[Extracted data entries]
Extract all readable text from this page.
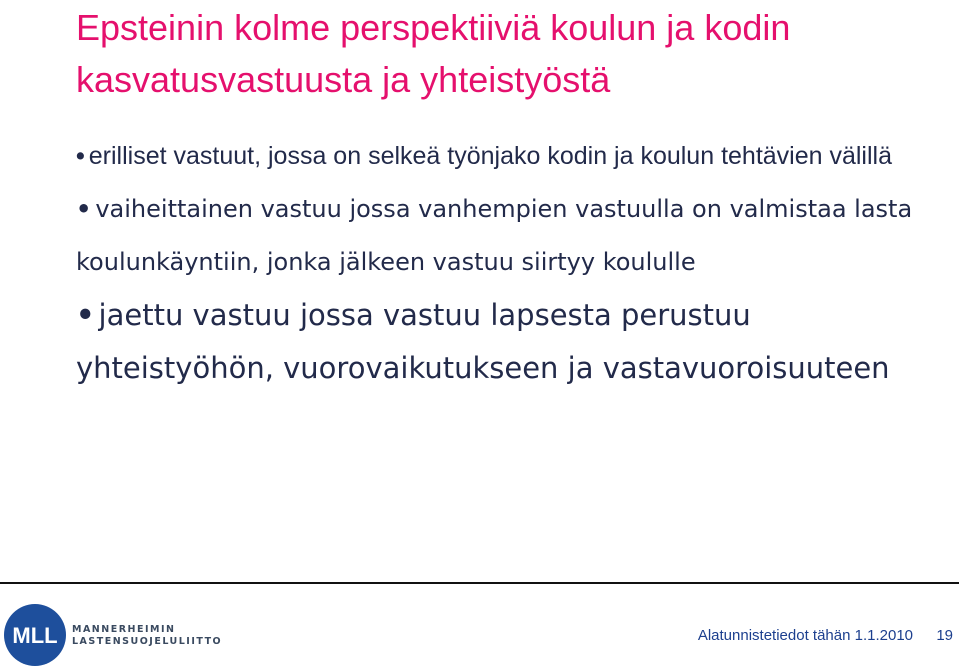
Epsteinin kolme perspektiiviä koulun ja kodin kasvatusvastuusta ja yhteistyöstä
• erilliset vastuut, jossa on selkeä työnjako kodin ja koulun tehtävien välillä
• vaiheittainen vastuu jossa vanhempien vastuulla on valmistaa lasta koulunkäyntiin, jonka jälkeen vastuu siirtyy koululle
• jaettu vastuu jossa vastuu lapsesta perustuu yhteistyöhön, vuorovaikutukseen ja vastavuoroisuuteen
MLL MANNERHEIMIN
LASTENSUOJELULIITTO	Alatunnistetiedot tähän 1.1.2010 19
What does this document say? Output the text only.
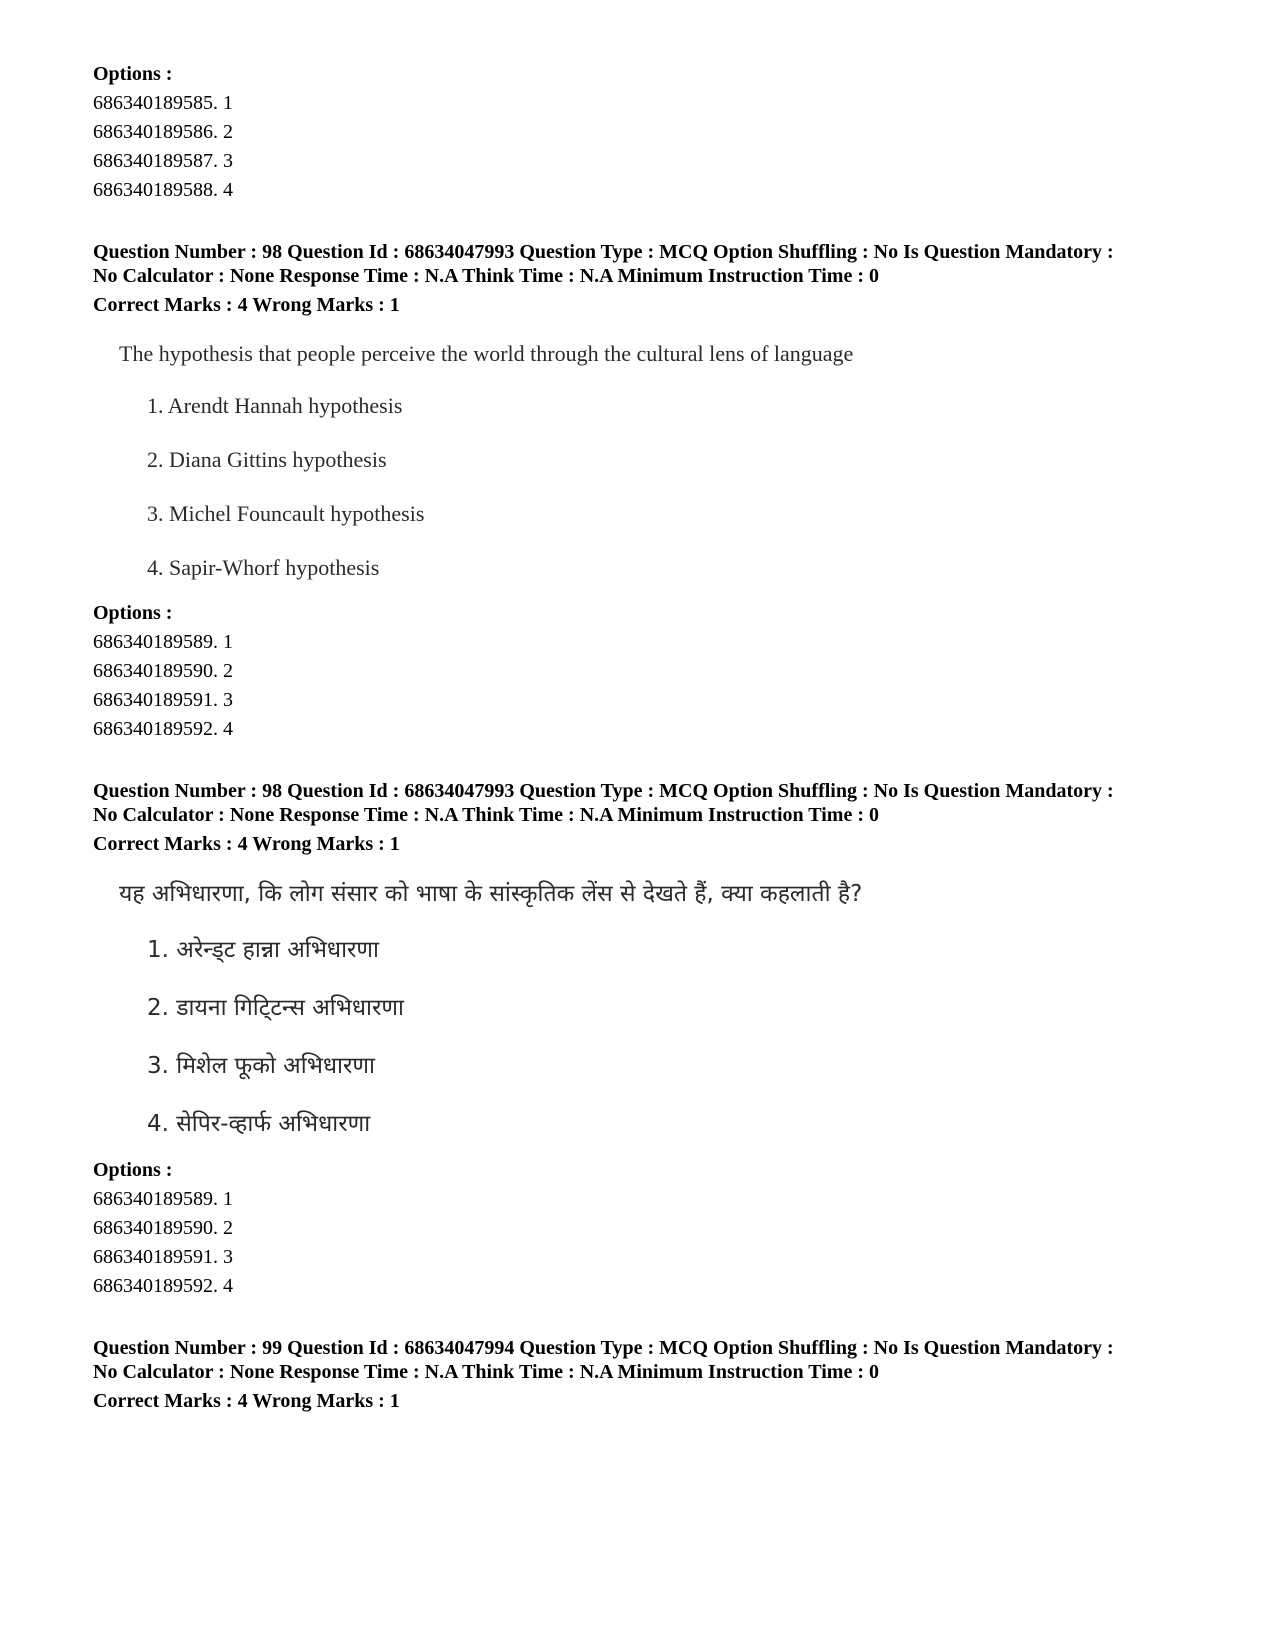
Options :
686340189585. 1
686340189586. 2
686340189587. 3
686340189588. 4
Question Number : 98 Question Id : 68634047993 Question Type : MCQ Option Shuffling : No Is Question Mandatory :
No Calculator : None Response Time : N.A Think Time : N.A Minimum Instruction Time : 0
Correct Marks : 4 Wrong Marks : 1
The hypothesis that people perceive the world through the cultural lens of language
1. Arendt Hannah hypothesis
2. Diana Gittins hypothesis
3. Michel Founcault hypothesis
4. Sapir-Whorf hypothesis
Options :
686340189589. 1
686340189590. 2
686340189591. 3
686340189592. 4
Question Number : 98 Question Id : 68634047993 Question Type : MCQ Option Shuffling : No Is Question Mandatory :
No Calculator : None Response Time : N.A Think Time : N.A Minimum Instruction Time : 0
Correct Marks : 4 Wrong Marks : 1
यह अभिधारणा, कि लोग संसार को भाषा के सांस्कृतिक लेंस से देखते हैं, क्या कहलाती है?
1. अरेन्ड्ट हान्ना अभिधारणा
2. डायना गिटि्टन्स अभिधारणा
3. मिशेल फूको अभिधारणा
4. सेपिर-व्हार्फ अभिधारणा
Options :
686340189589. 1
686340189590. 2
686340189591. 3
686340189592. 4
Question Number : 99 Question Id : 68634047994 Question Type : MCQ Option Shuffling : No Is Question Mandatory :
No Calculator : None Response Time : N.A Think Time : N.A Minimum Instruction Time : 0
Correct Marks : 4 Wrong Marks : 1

---

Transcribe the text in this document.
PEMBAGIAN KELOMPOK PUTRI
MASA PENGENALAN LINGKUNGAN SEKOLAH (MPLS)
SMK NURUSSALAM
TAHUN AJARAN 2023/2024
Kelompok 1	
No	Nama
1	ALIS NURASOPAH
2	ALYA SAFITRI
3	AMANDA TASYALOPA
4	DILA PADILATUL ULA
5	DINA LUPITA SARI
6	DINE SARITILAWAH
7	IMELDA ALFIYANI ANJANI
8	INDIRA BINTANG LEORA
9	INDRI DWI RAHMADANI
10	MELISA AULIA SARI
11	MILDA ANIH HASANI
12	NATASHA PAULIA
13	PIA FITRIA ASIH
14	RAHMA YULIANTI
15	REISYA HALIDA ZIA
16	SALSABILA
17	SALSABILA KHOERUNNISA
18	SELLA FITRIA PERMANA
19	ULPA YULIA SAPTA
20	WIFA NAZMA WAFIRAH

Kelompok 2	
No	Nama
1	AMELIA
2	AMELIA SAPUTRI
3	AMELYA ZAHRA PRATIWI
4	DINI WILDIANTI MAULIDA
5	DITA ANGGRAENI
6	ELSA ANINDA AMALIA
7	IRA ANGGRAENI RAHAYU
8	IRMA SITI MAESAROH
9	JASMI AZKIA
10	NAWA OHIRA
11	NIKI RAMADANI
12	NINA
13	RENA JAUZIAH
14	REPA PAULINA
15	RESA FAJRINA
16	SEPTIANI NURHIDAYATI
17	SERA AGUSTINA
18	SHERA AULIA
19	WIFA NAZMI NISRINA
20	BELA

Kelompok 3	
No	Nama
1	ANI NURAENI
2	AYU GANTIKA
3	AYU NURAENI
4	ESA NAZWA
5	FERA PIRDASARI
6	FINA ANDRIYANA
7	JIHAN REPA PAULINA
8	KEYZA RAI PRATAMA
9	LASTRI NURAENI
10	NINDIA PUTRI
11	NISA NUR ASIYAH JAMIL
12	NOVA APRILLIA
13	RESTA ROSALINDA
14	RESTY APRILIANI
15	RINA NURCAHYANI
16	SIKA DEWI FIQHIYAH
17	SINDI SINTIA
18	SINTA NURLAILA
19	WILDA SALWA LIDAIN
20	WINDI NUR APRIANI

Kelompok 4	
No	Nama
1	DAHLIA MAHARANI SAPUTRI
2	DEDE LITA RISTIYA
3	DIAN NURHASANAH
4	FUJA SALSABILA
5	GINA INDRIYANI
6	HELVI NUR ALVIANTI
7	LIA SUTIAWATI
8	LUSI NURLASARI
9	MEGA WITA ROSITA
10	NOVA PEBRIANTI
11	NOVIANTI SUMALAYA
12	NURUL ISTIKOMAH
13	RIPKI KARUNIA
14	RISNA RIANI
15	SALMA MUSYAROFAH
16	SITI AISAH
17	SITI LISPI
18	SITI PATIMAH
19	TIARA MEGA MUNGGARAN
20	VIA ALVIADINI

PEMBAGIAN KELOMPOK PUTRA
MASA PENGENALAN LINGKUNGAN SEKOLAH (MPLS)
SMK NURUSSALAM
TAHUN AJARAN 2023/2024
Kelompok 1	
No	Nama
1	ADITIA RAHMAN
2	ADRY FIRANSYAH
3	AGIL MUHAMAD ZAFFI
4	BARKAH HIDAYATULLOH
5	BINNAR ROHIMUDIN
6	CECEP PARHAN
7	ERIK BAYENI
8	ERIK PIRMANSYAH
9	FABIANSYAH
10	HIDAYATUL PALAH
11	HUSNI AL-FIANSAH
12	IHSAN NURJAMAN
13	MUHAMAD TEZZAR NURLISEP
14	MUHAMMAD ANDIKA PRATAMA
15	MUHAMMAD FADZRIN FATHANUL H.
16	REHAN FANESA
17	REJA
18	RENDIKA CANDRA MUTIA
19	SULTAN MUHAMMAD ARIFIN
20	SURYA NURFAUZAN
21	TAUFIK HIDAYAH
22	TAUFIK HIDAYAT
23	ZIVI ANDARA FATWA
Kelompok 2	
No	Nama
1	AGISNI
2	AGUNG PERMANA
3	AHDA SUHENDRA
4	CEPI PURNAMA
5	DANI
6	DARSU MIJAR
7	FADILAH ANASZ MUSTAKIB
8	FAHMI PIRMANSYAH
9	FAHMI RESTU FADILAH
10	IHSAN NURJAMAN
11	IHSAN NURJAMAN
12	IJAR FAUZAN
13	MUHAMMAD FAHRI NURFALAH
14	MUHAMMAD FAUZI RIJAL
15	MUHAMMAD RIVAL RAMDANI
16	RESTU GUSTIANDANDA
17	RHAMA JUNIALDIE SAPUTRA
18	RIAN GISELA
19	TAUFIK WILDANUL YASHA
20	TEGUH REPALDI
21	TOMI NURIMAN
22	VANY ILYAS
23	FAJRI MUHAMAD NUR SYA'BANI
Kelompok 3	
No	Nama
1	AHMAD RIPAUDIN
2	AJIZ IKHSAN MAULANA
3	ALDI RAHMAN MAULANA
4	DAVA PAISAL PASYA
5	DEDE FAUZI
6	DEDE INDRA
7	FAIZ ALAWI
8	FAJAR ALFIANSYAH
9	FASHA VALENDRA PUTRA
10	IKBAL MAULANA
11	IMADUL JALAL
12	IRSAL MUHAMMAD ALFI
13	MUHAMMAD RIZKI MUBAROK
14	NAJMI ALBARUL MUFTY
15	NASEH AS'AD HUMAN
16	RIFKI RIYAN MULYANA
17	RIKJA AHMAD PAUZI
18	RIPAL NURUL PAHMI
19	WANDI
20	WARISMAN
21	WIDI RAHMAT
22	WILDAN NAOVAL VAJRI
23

### EXERCISE BRIEF
Look through the lines above and collect those with the word "FAHMI".

### RESULT OF THE TASK
8	FAHMI PIRMANSYAH
9	FAHMI RESTU FADILAH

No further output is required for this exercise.